* **The task**
Reproduce the listing below without any change.

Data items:

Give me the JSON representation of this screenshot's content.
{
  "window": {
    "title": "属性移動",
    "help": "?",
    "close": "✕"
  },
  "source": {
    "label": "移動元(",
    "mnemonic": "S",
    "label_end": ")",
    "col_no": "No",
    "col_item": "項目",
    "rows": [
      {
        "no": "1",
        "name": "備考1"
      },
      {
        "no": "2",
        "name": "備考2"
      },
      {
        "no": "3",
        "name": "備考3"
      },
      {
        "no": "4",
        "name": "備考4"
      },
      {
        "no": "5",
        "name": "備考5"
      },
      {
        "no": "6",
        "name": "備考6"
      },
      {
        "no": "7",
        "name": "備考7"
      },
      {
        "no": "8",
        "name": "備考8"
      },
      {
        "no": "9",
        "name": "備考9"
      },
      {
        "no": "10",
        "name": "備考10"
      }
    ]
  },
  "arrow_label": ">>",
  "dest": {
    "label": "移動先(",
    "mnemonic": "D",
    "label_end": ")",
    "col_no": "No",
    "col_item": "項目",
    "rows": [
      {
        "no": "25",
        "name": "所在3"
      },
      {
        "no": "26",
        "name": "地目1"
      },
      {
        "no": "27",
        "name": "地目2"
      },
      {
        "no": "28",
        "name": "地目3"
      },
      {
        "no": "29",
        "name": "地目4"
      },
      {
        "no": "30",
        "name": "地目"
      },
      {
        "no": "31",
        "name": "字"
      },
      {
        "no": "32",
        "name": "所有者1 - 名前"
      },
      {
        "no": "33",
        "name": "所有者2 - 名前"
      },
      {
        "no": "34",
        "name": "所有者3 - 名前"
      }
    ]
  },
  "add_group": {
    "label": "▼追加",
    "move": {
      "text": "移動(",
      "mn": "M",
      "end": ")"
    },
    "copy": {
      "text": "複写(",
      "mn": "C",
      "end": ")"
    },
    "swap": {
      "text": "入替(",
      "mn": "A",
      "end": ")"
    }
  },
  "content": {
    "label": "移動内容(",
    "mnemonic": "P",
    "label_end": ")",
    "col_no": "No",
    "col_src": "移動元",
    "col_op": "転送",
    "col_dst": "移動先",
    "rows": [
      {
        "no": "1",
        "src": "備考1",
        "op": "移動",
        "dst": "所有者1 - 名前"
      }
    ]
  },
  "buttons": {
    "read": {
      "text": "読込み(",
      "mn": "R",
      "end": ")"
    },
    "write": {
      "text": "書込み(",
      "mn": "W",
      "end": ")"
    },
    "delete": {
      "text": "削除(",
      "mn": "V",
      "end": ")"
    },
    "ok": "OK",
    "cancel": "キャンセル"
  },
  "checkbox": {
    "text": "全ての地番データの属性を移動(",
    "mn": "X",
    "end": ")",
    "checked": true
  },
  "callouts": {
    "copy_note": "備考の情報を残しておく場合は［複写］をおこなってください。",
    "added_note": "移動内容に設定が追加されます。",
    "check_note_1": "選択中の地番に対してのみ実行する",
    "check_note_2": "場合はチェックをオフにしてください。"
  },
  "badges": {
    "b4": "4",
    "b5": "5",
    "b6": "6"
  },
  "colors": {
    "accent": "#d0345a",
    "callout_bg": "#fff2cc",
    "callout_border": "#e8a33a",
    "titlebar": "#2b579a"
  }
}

* **Output for this exercise**
Give me the JSON representation of this screenshot's content.
{
  "window": {
    "title": "属性移動",
    "help": "?",
    "close": "✕"
  },
  "source": {
    "label": "移動元(",
    "mnemonic": "S",
    "label_end": ")",
    "col_no": "No",
    "col_item": "項目",
    "rows": [
      {
        "no": "1",
        "name": "備考1"
      },
      {
        "no": "2",
        "name": "備考2"
      },
      {
        "no": "3",
        "name": "備考3"
      },
      {
        "no": "4",
        "name": "備考4"
      },
      {
        "no": "5",
        "name": "備考5"
      },
      {
        "no": "6",
        "name": "備考6"
      },
      {
        "no": "7",
        "name": "備考7"
      },
      {
        "no": "8",
        "name": "備考8"
      },
      {
        "no": "9",
        "name": "備考9"
      },
      {
        "no": "10",
        "name": "備考10"
      }
    ]
  },
  "arrow_label": ">>",
  "dest": {
    "label": "移動先(",
    "mnemonic": "D",
    "label_end": ")",
    "col_no": "No",
    "col_item": "項目",
    "rows": [
      {
        "no": "25",
        "name": "所在3"
      },
      {
        "no": "26",
        "name": "地目1"
      },
      {
        "no": "27",
        "name": "地目2"
      },
      {
        "no": "28",
        "name": "地目3"
      },
      {
        "no": "29",
        "name": "地目4"
      },
      {
        "no": "30",
        "name": "地目"
      },
      {
        "no": "31",
        "name": "字"
      },
      {
        "no": "32",
        "name": "所有者1 - 名前"
      },
      {
        "no": "33",
        "name": "所有者2 - 名前"
      },
      {
        "no": "34",
        "name": "所有者3 - 名前"
      }
    ]
  },
  "add_group": {
    "label": "▼追加",
    "move": {
      "text": "移動(",
      "mn": "M",
      "end": ")"
    },
    "copy": {
      "text": "複写(",
      "mn": "C",
      "end": ")"
    },
    "swap": {
      "text": "入替(",
      "mn": "A",
      "end": ")"
    }
  },
  "content": {
    "label": "移動内容(",
    "mnemonic": "P",
    "label_end": ")",
    "col_no": "No",
    "col_src": "移動元",
    "col_op": "転送",
    "col_dst": "移動先",
    "rows": [
      {
        "no": "1",
        "src": "備考1",
        "op": "移動",
        "dst": "所有者1 - 名前"
      }
    ]
  },
  "buttons": {
    "read": {
      "text": "読込み(",
      "mn": "R",
      "end": ")"
    },
    "write": {
      "text": "書込み(",
      "mn": "W",
      "end": ")"
    },
    "delete": {
      "text": "削除(",
      "mn": "V",
      "end": ")"
    },
    "ok": "OK",
    "cancel": "キャンセル"
  },
  "checkbox": {
    "text": "全ての地番データの属性を移動(",
    "mn": "X",
    "end": ")",
    "checked": true
  },
  "callouts": {
    "copy_note": "備考の情報を残しておく場合は［複写］をおこなってください。",
    "added_note": "移動内容に設定が追加されます。",
    "check_note_1": "選択中の地番に対してのみ実行する",
    "check_note_2": "場合はチェックをオフにしてください。"
  },
  "badges": {
    "b4": "4",
    "b5": "5",
    "b6": "6"
  },
  "colors": {
    "accent": "#d0345a",
    "callout_bg": "#fff2cc",
    "callout_border": "#e8a33a",
    "titlebar": "#2b579a"
  }
}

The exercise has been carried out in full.